#### [WHAT YOU HAVE TO DO]
Find how many lines in the data below mention "میلیارد". Give the number only.

Collection entries
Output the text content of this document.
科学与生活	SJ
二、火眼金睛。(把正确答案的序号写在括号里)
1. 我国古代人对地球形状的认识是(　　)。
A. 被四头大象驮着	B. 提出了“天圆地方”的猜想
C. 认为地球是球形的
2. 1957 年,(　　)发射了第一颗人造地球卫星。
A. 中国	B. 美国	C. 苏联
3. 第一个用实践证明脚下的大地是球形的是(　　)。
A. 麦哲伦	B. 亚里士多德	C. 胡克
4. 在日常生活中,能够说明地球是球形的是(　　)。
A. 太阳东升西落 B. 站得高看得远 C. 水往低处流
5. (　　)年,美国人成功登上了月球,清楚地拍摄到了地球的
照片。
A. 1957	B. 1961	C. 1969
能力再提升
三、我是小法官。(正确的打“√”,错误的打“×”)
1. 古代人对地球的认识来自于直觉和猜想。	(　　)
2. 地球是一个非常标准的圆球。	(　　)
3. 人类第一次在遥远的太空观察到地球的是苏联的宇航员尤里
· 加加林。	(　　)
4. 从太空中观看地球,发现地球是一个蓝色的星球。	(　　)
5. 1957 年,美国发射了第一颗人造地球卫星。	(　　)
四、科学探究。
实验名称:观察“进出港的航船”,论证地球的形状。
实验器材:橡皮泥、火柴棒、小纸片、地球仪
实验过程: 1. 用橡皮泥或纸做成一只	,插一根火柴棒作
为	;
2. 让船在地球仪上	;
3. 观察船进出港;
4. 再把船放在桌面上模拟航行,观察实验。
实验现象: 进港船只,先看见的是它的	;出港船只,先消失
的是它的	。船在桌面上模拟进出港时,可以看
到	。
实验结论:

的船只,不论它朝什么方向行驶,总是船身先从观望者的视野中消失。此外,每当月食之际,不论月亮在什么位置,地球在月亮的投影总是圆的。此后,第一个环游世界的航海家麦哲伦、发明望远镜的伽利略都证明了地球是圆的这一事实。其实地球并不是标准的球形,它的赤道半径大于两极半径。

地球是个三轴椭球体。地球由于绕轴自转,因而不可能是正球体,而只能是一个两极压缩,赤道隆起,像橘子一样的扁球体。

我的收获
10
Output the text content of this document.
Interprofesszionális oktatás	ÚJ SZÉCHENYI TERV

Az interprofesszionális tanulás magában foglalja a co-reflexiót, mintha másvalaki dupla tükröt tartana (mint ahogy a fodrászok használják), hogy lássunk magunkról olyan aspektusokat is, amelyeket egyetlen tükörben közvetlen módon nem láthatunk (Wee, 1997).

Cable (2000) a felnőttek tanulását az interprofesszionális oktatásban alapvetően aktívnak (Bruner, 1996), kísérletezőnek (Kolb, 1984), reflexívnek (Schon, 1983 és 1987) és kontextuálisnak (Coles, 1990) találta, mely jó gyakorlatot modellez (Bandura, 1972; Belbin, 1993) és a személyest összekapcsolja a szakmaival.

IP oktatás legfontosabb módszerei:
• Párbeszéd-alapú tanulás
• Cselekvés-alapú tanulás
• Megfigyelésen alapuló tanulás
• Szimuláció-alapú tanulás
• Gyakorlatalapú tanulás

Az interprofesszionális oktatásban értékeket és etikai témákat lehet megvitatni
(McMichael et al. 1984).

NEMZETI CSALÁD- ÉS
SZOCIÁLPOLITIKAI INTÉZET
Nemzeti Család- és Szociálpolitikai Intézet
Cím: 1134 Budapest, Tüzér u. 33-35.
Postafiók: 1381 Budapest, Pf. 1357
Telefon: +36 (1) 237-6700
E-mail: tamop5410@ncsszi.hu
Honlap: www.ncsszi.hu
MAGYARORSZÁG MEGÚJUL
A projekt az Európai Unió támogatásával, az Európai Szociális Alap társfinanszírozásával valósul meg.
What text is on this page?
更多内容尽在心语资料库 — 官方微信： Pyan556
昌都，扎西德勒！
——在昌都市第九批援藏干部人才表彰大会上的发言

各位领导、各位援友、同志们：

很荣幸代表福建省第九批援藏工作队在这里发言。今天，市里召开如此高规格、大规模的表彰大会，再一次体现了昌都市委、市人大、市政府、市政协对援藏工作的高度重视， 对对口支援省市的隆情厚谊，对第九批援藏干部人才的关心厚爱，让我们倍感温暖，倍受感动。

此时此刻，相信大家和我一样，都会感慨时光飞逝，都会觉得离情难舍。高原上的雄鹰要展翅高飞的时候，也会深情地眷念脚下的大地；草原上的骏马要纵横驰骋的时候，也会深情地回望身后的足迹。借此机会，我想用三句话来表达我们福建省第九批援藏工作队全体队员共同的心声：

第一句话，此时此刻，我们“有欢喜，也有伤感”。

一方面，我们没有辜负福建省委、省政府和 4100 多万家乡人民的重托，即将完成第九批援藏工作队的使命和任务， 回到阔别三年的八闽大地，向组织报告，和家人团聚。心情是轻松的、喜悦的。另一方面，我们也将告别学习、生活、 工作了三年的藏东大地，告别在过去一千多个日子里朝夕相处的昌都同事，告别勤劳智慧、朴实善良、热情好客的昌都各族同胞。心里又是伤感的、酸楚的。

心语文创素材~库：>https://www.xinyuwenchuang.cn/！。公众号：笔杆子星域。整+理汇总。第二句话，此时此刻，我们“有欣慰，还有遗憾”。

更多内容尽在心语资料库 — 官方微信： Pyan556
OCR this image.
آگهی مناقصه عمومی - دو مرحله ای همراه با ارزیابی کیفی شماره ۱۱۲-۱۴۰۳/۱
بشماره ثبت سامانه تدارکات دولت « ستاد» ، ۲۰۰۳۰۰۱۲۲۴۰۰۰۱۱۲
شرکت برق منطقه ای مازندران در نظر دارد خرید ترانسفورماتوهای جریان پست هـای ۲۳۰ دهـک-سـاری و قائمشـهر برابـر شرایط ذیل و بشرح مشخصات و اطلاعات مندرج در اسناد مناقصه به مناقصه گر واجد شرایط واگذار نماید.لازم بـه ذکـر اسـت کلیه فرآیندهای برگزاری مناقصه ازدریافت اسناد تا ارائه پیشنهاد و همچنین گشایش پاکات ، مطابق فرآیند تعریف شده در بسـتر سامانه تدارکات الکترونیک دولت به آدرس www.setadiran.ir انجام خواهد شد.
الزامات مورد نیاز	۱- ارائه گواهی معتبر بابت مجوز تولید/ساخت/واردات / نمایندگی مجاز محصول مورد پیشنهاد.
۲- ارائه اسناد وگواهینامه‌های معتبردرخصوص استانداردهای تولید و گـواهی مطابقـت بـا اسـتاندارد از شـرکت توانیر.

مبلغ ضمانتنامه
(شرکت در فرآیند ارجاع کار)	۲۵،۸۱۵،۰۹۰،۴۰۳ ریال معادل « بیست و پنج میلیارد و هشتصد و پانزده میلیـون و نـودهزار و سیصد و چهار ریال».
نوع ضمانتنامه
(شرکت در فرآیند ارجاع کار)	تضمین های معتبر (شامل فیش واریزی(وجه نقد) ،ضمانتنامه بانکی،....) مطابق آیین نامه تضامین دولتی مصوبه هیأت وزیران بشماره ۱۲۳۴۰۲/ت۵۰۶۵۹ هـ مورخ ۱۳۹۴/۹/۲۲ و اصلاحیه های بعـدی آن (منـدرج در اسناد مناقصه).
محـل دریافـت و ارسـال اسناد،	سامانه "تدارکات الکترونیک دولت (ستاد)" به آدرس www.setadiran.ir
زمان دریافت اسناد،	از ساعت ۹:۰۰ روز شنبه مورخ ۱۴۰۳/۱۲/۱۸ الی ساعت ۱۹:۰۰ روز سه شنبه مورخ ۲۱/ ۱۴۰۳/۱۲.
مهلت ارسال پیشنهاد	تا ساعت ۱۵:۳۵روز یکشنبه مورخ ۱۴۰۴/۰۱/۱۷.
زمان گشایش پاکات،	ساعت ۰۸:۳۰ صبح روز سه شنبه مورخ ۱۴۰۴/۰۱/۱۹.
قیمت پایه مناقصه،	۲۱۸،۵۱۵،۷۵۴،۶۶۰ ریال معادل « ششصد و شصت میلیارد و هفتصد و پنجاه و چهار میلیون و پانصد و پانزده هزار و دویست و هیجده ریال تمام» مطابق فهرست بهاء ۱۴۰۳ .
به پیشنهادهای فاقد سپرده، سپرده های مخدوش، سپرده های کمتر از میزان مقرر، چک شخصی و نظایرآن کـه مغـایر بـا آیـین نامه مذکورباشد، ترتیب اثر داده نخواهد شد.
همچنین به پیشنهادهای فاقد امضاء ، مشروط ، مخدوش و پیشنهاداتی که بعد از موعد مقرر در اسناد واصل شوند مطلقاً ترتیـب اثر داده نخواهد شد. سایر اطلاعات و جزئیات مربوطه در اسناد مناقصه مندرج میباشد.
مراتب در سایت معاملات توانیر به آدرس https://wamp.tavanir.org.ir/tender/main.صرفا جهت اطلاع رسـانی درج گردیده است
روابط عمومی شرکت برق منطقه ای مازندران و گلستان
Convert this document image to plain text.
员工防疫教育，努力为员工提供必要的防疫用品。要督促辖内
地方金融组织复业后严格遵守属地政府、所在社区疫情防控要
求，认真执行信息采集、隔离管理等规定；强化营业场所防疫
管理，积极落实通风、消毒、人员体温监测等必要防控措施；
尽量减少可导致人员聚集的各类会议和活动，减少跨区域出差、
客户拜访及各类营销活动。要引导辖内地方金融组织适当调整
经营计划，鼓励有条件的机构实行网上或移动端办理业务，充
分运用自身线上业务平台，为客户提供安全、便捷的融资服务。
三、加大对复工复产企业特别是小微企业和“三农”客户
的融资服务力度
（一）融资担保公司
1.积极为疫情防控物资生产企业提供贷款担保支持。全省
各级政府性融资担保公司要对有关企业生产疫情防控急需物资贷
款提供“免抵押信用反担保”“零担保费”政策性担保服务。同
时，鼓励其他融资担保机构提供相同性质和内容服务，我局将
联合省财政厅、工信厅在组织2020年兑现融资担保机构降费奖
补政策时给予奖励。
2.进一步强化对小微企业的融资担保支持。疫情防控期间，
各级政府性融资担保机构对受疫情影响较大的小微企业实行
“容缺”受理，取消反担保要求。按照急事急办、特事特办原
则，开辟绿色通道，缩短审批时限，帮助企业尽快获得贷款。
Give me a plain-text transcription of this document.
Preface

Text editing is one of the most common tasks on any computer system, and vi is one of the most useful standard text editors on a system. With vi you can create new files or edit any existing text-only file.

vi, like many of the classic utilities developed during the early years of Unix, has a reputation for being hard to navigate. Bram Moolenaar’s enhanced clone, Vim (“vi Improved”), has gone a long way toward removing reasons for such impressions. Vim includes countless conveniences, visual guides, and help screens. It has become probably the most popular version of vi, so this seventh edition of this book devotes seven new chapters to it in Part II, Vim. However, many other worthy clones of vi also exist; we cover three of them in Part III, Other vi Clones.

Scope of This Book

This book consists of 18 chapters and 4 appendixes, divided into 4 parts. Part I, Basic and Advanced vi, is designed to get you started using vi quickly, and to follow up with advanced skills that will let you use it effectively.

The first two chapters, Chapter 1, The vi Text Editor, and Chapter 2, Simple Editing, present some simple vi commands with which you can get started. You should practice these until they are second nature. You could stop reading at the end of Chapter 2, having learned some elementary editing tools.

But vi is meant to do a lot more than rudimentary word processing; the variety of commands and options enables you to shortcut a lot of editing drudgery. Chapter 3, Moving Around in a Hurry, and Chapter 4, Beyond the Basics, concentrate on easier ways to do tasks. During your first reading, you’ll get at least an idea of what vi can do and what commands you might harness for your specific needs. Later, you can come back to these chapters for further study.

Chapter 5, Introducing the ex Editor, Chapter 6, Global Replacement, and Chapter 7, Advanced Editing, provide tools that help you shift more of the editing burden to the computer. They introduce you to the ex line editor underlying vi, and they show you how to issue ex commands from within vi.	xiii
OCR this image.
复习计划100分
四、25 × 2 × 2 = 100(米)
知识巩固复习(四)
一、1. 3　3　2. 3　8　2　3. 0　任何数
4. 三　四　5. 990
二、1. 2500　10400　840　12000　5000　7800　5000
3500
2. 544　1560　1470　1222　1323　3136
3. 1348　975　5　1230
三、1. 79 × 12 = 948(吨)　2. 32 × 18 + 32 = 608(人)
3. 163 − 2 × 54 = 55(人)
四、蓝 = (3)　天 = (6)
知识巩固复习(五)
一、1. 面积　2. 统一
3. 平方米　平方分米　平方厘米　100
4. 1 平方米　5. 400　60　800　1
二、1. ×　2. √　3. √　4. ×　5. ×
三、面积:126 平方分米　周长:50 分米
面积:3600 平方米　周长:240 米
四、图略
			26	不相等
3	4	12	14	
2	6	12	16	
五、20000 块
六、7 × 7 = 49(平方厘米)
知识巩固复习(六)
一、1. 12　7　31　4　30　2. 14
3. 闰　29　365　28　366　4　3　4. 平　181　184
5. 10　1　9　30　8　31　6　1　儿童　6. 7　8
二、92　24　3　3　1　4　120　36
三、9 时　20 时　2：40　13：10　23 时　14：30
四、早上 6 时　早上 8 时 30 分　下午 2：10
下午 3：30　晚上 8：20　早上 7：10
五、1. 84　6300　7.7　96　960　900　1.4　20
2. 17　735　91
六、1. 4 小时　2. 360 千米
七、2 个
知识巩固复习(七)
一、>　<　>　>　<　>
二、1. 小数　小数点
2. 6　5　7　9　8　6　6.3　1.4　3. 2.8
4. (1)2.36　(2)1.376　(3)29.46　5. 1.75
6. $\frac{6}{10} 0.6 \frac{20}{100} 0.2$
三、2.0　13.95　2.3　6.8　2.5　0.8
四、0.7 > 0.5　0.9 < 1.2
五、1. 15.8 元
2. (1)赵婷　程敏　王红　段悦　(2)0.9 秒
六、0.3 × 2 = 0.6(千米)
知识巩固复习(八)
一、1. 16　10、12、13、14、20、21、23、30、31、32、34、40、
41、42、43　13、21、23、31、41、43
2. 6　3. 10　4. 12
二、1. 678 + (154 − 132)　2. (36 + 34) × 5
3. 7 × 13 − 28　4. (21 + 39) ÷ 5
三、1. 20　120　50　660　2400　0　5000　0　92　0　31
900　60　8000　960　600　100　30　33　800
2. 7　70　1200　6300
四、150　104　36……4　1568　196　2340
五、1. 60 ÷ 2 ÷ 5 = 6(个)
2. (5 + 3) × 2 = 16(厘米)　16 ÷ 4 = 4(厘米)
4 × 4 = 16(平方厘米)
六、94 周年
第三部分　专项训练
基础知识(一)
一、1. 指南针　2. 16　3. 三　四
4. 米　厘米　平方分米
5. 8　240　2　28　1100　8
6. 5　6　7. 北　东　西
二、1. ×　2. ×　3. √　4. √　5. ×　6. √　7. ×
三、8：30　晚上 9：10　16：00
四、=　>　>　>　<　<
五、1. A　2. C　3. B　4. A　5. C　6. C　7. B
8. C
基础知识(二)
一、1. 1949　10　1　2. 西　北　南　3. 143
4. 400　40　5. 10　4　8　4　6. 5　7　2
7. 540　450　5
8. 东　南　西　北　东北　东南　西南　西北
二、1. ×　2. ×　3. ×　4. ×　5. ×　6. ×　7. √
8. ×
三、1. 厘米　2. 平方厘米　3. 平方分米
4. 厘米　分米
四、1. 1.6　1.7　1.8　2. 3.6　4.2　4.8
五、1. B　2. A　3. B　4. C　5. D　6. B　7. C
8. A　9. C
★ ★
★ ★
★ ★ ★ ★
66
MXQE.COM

#### [THE COMPLETED TASK]
2